What you will do. Search the listing below for the string "trajpar" and copy every line where it occurs.
⁂
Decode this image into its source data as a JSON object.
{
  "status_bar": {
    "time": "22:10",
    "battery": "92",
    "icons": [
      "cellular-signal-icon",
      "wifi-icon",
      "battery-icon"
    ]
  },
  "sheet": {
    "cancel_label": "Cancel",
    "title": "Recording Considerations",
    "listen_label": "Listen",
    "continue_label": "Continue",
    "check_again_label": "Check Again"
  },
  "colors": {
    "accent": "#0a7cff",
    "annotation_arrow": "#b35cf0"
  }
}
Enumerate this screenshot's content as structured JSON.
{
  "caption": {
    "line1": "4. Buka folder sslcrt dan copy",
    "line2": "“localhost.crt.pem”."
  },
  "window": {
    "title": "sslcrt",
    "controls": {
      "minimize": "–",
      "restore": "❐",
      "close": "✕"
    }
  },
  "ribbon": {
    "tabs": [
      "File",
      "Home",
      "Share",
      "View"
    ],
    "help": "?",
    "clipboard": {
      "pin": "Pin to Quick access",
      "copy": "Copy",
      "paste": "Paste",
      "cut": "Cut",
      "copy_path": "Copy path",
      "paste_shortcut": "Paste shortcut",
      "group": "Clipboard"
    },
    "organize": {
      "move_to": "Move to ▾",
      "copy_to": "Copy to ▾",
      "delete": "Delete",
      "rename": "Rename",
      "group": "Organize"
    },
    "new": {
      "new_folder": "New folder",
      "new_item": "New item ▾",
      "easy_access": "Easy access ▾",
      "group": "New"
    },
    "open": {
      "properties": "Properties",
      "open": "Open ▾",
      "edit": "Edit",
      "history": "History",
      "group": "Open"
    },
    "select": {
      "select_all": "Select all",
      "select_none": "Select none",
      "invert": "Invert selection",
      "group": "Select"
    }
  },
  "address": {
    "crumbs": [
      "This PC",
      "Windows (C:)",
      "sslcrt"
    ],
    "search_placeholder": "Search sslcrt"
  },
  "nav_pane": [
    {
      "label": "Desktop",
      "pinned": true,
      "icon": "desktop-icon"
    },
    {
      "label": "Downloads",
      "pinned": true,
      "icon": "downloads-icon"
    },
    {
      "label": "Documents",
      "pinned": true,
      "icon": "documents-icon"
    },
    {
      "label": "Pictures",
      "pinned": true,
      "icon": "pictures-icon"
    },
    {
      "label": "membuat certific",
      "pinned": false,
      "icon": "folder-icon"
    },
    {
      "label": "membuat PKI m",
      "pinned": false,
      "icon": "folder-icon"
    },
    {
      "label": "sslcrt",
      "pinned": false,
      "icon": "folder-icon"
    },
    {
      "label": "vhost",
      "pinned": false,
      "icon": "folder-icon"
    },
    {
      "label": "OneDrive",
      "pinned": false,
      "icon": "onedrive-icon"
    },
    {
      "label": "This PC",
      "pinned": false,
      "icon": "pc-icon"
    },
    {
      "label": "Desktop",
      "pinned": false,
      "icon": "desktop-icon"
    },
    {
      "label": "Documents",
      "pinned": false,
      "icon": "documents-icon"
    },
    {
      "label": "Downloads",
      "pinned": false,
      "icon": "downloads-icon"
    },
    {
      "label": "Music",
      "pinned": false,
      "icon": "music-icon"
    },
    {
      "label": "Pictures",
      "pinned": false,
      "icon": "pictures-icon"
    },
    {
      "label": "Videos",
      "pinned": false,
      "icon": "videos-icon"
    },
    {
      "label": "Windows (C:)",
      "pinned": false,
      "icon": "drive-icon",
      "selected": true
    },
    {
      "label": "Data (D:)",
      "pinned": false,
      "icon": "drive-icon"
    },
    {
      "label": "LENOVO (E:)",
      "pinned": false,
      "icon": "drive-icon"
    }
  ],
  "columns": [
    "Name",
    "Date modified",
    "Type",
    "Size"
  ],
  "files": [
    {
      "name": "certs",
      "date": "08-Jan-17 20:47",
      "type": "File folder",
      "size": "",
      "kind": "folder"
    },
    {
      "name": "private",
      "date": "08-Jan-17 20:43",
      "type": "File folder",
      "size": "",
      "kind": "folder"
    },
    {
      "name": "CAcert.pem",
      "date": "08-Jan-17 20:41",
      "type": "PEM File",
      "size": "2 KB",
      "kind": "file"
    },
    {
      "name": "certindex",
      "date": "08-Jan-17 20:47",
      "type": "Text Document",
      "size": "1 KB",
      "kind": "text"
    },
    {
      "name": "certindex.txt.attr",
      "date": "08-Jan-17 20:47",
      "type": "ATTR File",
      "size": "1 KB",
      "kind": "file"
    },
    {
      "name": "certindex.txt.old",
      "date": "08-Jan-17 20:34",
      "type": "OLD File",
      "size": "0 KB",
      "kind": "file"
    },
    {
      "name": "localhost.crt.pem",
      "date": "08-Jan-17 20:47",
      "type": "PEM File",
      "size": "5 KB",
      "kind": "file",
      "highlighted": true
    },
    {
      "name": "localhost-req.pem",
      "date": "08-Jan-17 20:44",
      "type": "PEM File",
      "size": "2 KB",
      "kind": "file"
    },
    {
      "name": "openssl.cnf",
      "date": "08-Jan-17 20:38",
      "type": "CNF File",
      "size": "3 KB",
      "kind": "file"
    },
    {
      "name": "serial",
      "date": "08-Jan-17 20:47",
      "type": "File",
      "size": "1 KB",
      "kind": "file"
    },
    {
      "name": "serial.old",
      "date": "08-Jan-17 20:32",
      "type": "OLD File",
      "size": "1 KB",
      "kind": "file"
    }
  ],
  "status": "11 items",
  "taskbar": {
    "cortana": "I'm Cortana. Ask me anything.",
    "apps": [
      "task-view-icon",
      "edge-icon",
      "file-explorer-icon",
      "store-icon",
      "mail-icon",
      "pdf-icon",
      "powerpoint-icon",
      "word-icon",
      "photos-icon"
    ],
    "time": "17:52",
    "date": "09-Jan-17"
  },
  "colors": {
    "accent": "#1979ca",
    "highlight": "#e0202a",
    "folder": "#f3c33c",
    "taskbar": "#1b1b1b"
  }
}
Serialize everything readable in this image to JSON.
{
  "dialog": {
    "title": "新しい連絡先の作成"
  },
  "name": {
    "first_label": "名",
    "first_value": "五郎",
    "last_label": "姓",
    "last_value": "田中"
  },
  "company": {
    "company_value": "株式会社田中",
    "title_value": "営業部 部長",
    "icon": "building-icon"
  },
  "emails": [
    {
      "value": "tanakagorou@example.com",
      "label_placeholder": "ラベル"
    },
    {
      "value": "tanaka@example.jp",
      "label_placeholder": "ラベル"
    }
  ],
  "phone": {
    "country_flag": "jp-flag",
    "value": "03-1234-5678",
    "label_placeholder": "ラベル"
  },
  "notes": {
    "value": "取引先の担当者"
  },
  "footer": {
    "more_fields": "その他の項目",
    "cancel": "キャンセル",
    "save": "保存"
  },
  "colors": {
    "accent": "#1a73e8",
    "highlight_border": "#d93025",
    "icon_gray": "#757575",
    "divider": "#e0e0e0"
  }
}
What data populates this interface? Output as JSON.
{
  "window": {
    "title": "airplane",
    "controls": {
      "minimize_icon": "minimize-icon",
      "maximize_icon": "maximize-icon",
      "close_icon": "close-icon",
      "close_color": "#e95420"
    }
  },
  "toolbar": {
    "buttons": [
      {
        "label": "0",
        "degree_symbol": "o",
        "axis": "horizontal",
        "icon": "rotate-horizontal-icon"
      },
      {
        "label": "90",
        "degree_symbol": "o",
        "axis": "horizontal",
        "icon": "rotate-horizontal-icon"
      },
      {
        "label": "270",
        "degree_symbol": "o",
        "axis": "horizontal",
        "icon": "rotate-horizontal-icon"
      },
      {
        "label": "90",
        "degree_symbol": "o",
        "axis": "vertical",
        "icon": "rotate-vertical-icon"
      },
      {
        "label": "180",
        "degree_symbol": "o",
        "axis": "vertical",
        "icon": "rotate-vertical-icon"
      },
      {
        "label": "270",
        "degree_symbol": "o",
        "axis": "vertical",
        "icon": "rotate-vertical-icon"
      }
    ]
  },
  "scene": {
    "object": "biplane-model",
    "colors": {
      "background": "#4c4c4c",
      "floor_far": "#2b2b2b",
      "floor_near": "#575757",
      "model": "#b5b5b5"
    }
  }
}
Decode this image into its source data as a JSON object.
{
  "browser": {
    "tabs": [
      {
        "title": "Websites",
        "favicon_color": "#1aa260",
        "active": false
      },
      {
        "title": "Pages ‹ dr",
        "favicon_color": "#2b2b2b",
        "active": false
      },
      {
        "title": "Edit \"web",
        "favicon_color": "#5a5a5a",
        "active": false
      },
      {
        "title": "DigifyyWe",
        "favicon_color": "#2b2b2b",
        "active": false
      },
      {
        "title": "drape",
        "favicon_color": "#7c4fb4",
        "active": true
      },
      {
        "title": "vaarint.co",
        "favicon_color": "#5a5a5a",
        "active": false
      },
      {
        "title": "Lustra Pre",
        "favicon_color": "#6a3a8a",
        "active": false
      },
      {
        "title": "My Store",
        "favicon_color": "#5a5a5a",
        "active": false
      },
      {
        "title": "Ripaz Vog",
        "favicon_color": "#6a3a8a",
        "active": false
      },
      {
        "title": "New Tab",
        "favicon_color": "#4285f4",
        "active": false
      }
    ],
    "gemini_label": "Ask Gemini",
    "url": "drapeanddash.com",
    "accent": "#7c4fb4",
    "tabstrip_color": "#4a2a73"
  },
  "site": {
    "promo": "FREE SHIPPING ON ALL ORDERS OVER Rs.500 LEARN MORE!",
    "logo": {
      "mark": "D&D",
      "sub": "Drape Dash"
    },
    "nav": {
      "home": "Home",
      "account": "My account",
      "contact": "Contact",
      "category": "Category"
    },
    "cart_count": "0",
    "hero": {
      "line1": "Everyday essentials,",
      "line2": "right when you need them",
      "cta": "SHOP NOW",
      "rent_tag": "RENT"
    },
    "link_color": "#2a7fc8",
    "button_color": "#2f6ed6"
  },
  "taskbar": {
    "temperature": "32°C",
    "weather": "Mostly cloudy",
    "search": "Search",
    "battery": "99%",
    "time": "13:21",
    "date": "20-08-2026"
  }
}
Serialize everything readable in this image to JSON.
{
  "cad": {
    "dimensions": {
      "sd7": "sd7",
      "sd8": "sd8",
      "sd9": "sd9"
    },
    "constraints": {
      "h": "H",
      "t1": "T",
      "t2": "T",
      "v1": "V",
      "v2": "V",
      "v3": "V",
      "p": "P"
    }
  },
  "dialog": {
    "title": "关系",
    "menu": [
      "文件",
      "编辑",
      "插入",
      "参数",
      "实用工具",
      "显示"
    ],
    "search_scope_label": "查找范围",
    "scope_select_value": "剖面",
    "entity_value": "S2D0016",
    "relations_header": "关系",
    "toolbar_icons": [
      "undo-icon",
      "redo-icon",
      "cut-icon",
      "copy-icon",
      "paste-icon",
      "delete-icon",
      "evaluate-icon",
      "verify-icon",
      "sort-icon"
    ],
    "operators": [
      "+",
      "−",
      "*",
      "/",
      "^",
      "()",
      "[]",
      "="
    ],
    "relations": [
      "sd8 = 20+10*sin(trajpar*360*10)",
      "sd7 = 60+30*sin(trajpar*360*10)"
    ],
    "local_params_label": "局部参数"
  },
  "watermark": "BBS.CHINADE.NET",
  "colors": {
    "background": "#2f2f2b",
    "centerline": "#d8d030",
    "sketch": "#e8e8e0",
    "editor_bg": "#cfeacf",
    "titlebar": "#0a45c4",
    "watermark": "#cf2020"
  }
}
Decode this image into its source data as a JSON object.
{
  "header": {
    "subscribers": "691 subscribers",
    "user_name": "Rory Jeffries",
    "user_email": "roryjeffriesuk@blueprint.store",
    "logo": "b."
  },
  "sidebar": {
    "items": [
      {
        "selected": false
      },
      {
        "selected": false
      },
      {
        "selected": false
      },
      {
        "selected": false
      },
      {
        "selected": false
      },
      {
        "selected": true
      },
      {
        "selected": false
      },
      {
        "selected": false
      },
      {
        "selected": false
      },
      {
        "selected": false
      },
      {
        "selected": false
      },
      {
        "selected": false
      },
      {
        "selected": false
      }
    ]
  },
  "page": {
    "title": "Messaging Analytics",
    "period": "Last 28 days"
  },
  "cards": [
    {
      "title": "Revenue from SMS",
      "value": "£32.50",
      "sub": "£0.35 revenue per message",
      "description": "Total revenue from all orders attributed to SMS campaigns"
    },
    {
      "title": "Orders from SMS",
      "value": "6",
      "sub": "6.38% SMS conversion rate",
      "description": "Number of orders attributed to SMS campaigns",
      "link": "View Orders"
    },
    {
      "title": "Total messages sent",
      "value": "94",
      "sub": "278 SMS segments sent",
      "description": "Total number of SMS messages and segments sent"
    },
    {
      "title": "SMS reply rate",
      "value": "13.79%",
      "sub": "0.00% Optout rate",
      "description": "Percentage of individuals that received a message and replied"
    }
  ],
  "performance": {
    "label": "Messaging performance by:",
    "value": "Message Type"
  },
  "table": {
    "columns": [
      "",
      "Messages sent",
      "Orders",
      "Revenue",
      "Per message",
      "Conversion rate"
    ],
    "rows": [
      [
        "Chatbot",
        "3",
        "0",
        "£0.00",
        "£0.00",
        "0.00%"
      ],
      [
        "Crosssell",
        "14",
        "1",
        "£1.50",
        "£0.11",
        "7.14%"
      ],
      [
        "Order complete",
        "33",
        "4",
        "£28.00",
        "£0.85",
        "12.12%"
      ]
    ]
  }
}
⁂
Solution to the problem.
      "sd8 = 20+10*sin(trajpar*360*10)",
      "sd7 = 60+30*sin(trajpar*360*10)"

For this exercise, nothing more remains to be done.